Given task:
Present the data once more in exactly its original form.

====================

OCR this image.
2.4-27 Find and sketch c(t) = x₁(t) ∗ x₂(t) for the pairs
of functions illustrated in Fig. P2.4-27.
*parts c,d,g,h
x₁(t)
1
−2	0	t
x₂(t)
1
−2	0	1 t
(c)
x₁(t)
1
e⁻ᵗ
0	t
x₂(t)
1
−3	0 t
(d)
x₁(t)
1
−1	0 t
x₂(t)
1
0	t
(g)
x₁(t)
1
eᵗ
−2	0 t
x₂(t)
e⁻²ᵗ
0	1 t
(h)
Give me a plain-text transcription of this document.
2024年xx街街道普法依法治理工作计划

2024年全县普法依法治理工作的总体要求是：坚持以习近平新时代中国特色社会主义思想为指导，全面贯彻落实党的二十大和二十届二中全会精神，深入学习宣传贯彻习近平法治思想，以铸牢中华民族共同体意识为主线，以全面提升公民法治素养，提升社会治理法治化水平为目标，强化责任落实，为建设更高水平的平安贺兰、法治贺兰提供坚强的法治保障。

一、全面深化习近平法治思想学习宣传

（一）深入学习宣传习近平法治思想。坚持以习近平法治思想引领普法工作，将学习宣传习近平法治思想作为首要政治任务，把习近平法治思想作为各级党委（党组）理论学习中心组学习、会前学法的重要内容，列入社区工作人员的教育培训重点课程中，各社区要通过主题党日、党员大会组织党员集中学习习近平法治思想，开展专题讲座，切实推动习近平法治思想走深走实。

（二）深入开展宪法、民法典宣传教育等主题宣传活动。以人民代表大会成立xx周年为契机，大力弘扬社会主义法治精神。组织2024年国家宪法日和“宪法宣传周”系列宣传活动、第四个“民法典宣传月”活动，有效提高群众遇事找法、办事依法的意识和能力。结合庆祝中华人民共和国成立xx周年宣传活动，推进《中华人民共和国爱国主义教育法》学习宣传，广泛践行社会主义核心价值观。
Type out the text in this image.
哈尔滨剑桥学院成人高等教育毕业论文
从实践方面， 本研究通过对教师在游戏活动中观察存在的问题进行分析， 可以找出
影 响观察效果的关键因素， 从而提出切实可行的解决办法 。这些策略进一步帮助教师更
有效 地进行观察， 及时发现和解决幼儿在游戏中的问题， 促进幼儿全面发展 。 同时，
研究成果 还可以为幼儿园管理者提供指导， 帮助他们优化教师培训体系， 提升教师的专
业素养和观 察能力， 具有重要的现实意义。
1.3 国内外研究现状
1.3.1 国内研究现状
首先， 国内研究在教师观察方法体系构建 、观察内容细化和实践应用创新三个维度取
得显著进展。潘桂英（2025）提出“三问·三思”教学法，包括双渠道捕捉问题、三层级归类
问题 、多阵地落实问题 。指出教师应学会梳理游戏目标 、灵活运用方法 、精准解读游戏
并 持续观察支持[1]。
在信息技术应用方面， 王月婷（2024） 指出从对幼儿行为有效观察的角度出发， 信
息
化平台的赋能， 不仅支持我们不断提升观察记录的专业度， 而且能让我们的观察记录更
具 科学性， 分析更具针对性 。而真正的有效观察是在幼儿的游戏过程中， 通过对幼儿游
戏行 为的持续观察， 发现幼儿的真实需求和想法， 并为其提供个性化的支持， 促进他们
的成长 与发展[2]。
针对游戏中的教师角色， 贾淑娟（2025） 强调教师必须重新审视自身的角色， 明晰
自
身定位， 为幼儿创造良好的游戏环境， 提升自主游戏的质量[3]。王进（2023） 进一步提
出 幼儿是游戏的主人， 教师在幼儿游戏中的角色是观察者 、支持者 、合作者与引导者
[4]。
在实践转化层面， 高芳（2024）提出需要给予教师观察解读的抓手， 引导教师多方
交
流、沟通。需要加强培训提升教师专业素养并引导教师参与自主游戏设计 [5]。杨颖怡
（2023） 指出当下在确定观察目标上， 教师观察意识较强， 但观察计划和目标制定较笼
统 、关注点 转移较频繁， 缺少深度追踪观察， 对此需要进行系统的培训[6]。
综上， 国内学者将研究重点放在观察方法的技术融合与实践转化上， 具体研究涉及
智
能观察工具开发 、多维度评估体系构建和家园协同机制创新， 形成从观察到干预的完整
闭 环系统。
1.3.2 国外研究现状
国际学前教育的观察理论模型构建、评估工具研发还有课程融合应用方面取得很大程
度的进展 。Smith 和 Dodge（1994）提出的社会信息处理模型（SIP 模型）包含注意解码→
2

====================

Task solution:
OCR this image.
2.4-27 Find and sketch c(t) = x₁(t) ∗ x₂(t) for the pairs
of functions illustrated in Fig. P2.4-27.
*parts c,d,g,h
x₁(t)
1
−2	0	t
x₂(t)
1
−2	0	1 t
(c)
x₁(t)
1
e⁻ᵗ
0	t
x₂(t)
1
−3	0 t
(d)
x₁(t)
1
−1	0 t
x₂(t)
1
0	t
(g)
x₁(t)
1
eᵗ
−2	0 t
x₂(t)
e⁻²ᵗ
0	1 t
(h)
Give me a plain-text transcription of this document.
2024年xx街街道普法依法治理工作计划

2024年全县普法依法治理工作的总体要求是：坚持以习近平新时代中国特色社会主义思想为指导，全面贯彻落实党的二十大和二十届二中全会精神，深入学习宣传贯彻习近平法治思想，以铸牢中华民族共同体意识为主线，以全面提升公民法治素养，提升社会治理法治化水平为目标，强化责任落实，为建设更高水平的平安贺兰、法治贺兰提供坚强的法治保障。

一、全面深化习近平法治思想学习宣传

（一）深入学习宣传习近平法治思想。坚持以习近平法治思想引领普法工作，将学习宣传习近平法治思想作为首要政治任务，把习近平法治思想作为各级党委（党组）理论学习中心组学习、会前学法的重要内容，列入社区工作人员的教育培训重点课程中，各社区要通过主题党日、党员大会组织党员集中学习习近平法治思想，开展专题讲座，切实推动习近平法治思想走深走实。

（二）深入开展宪法、民法典宣传教育等主题宣传活动。以人民代表大会成立xx周年为契机，大力弘扬社会主义法治精神。组织2024年国家宪法日和“宪法宣传周”系列宣传活动、第四个“民法典宣传月”活动，有效提高群众遇事找法、办事依法的意识和能力。结合庆祝中华人民共和国成立xx周年宣传活动，推进《中华人民共和国爱国主义教育法》学习宣传，广泛践行社会主义核心价值观。
Type out the text in this image.
哈尔滨剑桥学院成人高等教育毕业论文
从实践方面， 本研究通过对教师在游戏活动中观察存在的问题进行分析， 可以找出
影 响观察效果的关键因素， 从而提出切实可行的解决办法 。这些策略进一步帮助教师更
有效 地进行观察， 及时发现和解决幼儿在游戏中的问题， 促进幼儿全面发展 。 同时，
研究成果 还可以为幼儿园管理者提供指导， 帮助他们优化教师培训体系， 提升教师的专
业素养和观 察能力， 具有重要的现实意义。
1.3 国内外研究现状
1.3.1 国内研究现状
首先， 国内研究在教师观察方法体系构建 、观察内容细化和实践应用创新三个维度取
得显著进展。潘桂英（2025）提出“三问·三思”教学法，包括双渠道捕捉问题、三层级归类
问题 、多阵地落实问题 。指出教师应学会梳理游戏目标 、灵活运用方法 、精准解读游戏
并 持续观察支持[1]。
在信息技术应用方面， 王月婷（2024） 指出从对幼儿行为有效观察的角度出发， 信
息
化平台的赋能， 不仅支持我们不断提升观察记录的专业度， 而且能让我们的观察记录更
具 科学性， 分析更具针对性 。而真正的有效观察是在幼儿的游戏过程中， 通过对幼儿游
戏行 为的持续观察， 发现幼儿的真实需求和想法， 并为其提供个性化的支持， 促进他们
的成长 与发展[2]。
针对游戏中的教师角色， 贾淑娟（2025） 强调教师必须重新审视自身的角色， 明晰
自
身定位， 为幼儿创造良好的游戏环境， 提升自主游戏的质量[3]。王进（2023） 进一步提
出 幼儿是游戏的主人， 教师在幼儿游戏中的角色是观察者 、支持者 、合作者与引导者
[4]。
在实践转化层面， 高芳（2024）提出需要给予教师观察解读的抓手， 引导教师多方
交
流、沟通。需要加强培训提升教师专业素养并引导教师参与自主游戏设计 [5]。杨颖怡
（2023） 指出当下在确定观察目标上， 教师观察意识较强， 但观察计划和目标制定较笼
统 、关注点 转移较频繁， 缺少深度追踪观察， 对此需要进行系统的培训[6]。
综上， 国内学者将研究重点放在观察方法的技术融合与实践转化上， 具体研究涉及
智
能观察工具开发 、多维度评估体系构建和家园协同机制创新， 形成从观察到干预的完整
闭 环系统。
1.3.2 国外研究现状
国际学前教育的观察理论模型构建、评估工具研发还有课程融合应用方面取得很大程
度的进展 。Smith 和 Dodge（1994）提出的社会信息处理模型（SIP 模型）包含注意解码→
2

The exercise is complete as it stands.